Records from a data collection

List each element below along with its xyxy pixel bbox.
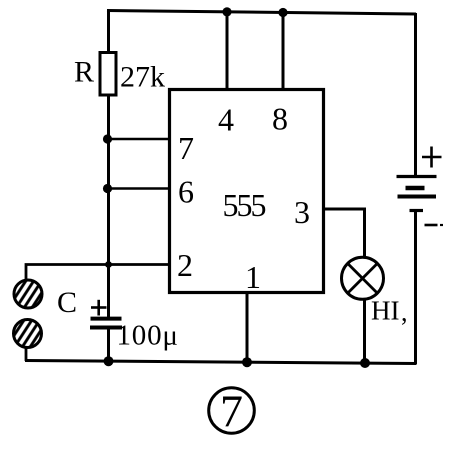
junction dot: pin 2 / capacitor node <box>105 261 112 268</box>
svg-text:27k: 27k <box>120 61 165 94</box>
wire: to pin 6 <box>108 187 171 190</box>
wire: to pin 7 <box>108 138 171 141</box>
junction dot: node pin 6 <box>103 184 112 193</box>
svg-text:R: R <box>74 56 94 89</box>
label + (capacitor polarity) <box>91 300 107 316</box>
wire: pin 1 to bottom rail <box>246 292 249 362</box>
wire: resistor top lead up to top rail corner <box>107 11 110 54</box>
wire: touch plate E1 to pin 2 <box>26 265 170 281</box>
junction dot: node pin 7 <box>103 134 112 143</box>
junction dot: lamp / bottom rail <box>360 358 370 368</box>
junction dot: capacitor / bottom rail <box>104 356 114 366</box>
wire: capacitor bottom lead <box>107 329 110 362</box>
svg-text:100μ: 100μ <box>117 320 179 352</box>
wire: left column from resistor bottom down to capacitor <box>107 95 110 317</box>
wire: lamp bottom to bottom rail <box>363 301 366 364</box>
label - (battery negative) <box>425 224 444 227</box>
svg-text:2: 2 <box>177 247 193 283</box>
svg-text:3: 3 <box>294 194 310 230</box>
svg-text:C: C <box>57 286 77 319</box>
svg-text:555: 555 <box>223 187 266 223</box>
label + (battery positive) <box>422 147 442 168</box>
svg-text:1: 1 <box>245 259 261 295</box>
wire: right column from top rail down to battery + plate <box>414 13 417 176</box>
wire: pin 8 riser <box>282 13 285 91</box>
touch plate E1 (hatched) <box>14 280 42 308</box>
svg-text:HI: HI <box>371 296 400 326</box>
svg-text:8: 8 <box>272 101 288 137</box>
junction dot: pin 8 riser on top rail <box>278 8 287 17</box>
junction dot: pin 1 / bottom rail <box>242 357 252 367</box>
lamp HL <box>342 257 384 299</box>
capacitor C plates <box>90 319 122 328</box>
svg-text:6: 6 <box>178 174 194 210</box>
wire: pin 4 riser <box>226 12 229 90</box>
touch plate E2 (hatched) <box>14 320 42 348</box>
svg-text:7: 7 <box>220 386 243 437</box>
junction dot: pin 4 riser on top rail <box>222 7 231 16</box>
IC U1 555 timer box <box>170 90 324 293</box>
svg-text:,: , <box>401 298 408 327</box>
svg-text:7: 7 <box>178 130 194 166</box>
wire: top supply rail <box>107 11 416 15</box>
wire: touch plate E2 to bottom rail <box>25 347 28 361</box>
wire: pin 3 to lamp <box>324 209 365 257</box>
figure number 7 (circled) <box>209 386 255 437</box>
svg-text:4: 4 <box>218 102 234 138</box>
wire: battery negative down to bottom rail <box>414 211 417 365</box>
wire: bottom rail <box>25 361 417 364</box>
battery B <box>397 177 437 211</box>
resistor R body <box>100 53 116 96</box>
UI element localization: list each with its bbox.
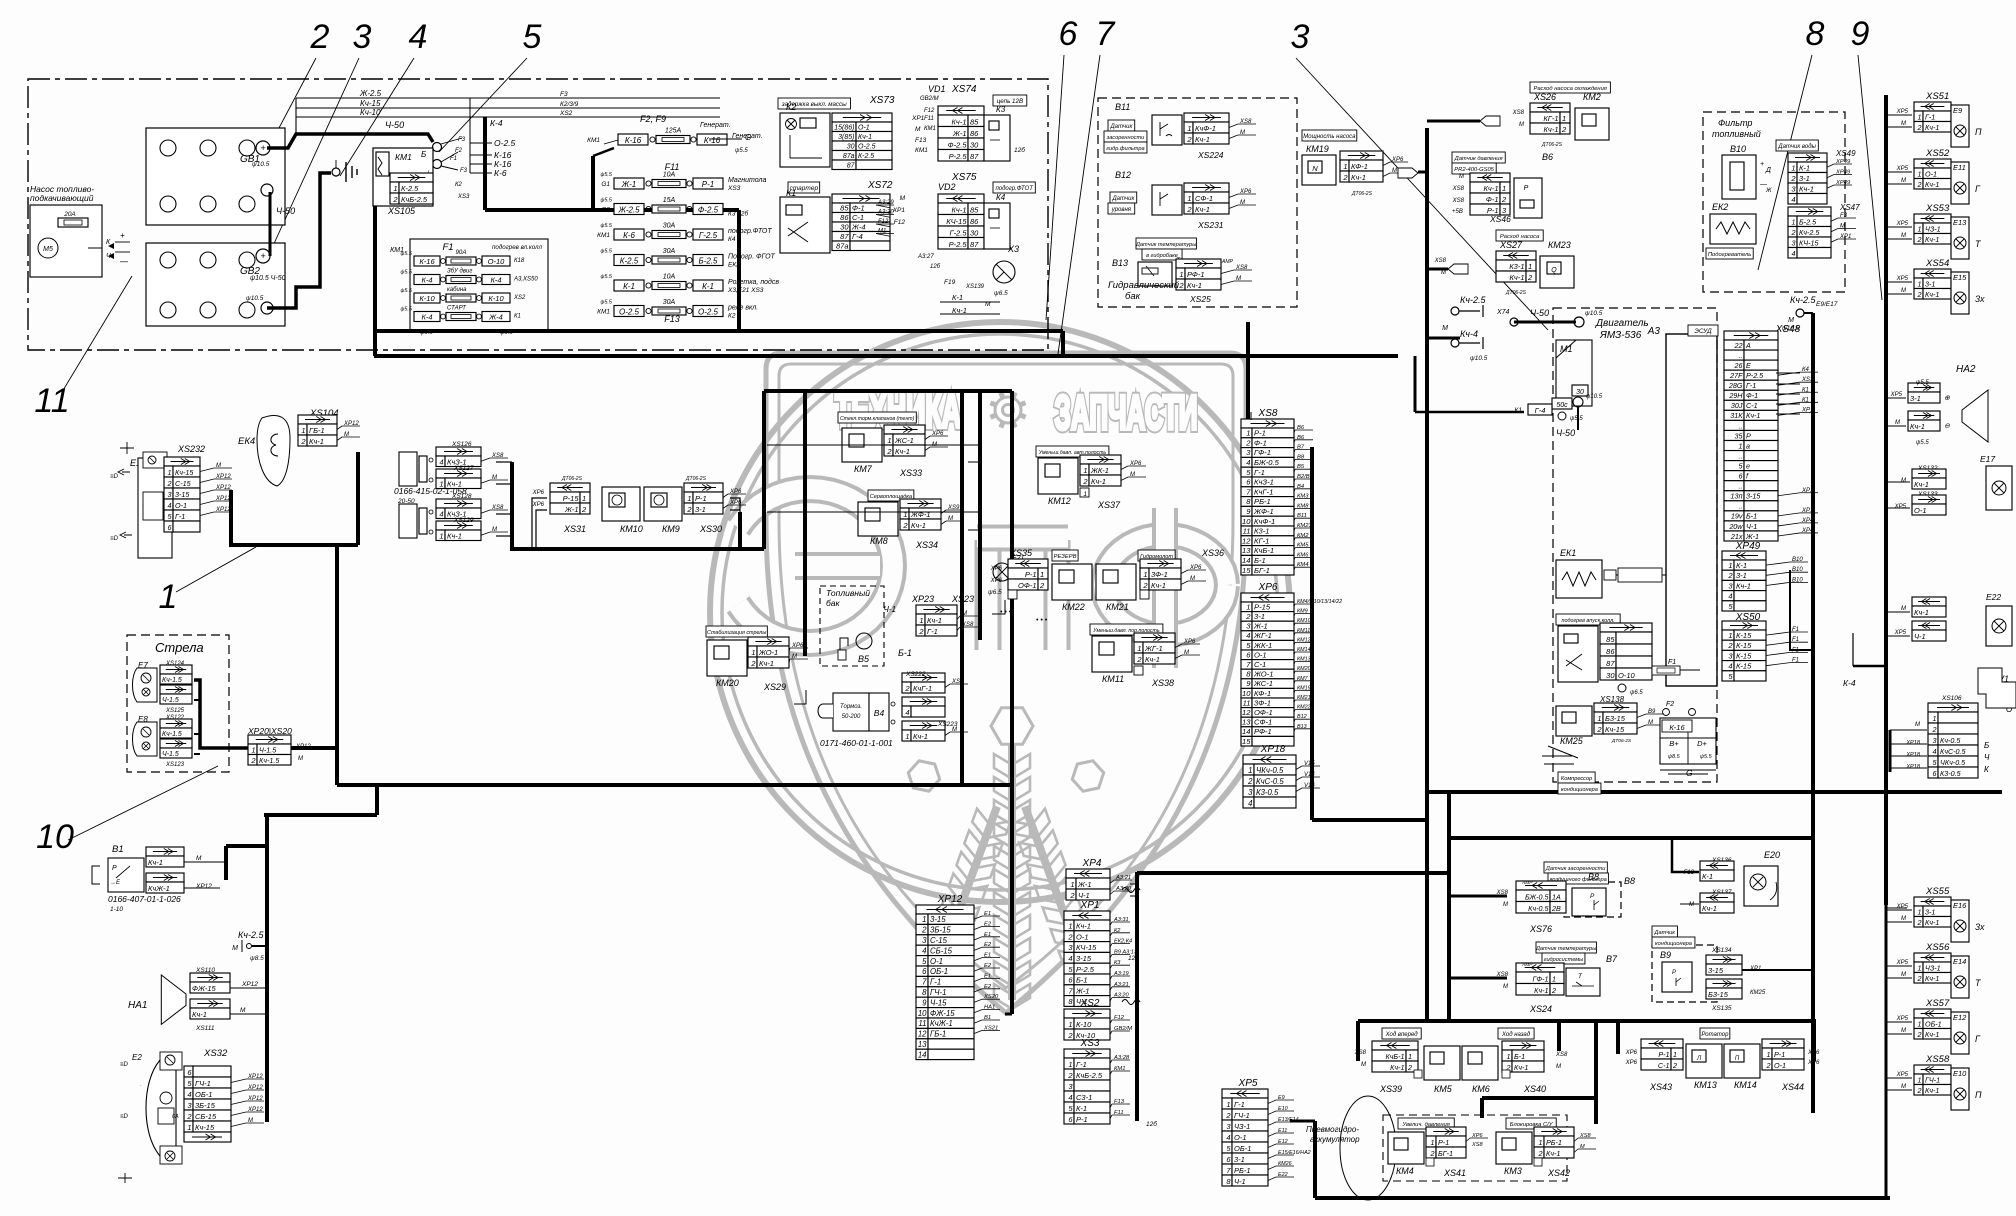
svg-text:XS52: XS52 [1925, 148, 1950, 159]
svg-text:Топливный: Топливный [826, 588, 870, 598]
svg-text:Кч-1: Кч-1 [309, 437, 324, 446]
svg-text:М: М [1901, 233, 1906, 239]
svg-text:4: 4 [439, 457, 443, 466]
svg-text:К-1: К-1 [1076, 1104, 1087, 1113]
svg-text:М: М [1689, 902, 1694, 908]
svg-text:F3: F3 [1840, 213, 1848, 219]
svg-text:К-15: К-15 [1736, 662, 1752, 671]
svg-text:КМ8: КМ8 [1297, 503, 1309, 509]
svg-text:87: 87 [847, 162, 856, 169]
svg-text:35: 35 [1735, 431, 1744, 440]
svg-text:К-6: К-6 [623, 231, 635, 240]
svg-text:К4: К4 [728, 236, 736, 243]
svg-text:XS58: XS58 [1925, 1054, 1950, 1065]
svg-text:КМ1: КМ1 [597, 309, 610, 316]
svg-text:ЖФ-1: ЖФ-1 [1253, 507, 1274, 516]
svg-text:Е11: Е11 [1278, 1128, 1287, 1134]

| Written exercise |
Tally the lines of the data that contain the string "column", matching case exactly, and give only the number.

| Solved problem |
2